> **Direction**
List the lines of this listing that hold the word "xlsx".

======== Material ========

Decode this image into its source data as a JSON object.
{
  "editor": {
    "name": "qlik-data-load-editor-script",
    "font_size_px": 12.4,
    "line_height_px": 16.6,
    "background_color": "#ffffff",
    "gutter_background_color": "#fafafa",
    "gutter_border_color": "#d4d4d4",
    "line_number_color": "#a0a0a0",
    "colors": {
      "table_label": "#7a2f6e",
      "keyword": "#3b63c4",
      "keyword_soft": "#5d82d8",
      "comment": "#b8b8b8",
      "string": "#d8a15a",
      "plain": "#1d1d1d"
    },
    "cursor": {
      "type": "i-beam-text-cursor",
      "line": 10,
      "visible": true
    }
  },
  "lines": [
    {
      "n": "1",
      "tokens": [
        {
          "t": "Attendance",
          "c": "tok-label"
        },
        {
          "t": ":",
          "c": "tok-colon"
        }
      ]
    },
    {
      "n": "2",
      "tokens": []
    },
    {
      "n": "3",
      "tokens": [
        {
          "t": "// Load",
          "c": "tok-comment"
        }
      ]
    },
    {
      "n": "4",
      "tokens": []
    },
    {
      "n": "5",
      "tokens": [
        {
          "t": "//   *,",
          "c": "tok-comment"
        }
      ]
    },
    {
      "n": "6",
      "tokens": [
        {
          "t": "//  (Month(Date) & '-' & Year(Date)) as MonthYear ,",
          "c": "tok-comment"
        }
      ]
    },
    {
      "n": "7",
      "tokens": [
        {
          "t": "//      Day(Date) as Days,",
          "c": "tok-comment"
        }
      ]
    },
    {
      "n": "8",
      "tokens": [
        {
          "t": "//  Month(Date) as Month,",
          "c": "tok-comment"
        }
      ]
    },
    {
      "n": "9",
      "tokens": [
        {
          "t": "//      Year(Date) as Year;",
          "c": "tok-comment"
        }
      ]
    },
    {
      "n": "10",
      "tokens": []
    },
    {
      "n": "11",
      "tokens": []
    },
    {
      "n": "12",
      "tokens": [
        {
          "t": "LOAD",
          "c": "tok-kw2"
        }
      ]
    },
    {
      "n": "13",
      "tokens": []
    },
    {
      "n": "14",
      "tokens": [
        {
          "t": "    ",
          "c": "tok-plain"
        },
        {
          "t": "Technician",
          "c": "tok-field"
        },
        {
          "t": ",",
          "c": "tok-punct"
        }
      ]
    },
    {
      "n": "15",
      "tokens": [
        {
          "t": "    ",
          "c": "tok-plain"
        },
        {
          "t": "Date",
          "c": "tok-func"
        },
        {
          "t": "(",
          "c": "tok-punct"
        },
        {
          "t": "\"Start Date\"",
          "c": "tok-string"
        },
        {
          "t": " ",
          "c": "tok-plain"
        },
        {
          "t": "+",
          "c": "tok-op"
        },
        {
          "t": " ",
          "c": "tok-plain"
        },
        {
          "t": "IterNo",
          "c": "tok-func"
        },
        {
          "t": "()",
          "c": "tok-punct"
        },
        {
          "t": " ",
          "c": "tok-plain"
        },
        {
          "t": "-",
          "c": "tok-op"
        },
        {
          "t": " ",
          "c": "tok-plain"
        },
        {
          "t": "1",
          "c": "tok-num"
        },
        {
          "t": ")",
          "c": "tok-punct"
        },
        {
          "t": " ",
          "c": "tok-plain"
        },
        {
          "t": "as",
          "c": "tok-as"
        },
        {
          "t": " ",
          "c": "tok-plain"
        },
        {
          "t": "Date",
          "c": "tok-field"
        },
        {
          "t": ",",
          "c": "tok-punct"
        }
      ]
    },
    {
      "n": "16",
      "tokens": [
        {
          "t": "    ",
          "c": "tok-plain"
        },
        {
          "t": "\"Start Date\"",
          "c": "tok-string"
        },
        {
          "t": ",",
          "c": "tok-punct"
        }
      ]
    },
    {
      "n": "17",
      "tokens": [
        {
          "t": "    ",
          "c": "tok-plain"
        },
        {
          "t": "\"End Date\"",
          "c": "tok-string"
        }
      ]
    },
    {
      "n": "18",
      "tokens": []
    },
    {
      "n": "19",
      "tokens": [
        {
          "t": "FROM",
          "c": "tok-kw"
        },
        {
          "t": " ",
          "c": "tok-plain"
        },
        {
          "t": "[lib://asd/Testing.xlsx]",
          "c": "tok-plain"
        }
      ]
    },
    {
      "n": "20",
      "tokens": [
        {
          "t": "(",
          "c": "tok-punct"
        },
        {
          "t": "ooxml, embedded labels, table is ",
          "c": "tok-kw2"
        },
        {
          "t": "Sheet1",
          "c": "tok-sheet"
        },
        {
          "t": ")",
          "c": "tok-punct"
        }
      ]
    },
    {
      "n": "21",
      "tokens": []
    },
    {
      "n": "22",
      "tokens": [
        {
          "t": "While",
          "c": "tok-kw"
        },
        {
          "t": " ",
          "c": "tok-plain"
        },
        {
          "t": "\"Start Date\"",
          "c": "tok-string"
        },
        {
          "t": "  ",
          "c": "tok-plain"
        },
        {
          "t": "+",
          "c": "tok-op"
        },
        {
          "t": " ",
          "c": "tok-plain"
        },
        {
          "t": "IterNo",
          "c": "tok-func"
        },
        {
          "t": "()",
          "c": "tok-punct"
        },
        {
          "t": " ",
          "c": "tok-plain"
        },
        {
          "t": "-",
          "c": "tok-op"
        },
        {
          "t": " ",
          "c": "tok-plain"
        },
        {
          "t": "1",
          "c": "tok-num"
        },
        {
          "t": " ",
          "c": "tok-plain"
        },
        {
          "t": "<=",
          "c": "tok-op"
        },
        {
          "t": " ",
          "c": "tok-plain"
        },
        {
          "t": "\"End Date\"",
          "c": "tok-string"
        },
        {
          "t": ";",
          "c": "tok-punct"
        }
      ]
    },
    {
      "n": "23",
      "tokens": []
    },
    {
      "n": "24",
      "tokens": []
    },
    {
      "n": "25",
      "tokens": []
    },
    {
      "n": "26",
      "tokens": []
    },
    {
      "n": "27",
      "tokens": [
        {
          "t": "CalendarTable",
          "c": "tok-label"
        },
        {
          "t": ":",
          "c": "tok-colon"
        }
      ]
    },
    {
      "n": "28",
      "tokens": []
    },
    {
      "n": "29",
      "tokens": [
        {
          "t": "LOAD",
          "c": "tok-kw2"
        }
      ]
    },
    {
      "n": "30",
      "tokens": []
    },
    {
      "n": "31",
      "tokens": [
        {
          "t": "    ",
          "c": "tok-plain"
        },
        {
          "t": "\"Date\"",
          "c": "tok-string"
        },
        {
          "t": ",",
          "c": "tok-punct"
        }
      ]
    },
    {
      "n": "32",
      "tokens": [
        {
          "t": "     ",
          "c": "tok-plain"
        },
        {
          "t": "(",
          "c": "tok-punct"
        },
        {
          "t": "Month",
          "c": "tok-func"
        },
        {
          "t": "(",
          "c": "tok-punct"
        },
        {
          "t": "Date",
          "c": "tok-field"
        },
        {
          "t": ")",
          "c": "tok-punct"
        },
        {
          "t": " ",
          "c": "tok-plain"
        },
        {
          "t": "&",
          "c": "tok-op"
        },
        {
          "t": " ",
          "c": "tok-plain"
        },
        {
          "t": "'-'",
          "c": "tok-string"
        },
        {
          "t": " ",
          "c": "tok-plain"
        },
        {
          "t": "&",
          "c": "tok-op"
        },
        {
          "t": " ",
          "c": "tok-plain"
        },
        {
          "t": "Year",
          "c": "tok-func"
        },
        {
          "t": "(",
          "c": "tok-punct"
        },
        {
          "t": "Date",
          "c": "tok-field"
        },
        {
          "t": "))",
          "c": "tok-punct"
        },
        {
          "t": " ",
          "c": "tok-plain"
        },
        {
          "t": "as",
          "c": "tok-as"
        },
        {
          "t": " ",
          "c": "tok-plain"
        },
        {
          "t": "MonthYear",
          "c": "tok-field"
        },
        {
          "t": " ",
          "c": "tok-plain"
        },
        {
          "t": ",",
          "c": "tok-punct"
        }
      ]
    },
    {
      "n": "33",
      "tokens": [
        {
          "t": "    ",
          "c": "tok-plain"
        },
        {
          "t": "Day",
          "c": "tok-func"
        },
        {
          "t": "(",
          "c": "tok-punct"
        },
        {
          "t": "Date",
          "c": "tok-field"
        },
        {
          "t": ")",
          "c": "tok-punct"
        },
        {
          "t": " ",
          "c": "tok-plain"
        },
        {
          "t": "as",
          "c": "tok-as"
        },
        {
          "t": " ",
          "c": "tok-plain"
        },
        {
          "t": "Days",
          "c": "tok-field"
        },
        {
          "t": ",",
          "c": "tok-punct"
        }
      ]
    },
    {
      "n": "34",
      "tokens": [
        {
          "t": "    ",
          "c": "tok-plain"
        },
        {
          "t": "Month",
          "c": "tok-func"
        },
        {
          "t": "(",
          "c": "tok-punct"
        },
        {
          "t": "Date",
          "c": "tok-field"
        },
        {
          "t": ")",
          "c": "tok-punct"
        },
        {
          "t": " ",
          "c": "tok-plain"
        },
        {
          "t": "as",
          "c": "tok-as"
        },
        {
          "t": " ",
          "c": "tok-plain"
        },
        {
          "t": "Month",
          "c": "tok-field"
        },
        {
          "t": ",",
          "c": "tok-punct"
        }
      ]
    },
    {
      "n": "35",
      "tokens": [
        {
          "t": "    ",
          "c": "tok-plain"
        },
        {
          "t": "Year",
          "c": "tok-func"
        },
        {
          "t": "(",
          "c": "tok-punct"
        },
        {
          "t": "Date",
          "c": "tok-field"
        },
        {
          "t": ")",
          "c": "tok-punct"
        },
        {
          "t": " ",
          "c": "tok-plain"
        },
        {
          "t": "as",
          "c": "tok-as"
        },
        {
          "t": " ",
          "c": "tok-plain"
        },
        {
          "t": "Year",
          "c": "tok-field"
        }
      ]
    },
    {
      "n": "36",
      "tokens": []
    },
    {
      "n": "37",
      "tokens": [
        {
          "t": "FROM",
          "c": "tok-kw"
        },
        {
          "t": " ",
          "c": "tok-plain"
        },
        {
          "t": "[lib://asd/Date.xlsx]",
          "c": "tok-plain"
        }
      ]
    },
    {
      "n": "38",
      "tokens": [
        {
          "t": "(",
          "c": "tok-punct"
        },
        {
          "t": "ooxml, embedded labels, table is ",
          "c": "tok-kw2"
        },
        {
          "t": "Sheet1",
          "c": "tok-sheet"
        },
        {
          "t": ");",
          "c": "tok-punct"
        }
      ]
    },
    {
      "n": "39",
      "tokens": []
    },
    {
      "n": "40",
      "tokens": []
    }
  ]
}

========

> **Response to the exercise**
          "t": "[lib://asd/Testing.xlsx]",
          "t": "[lib://asd/Date.xlsx]",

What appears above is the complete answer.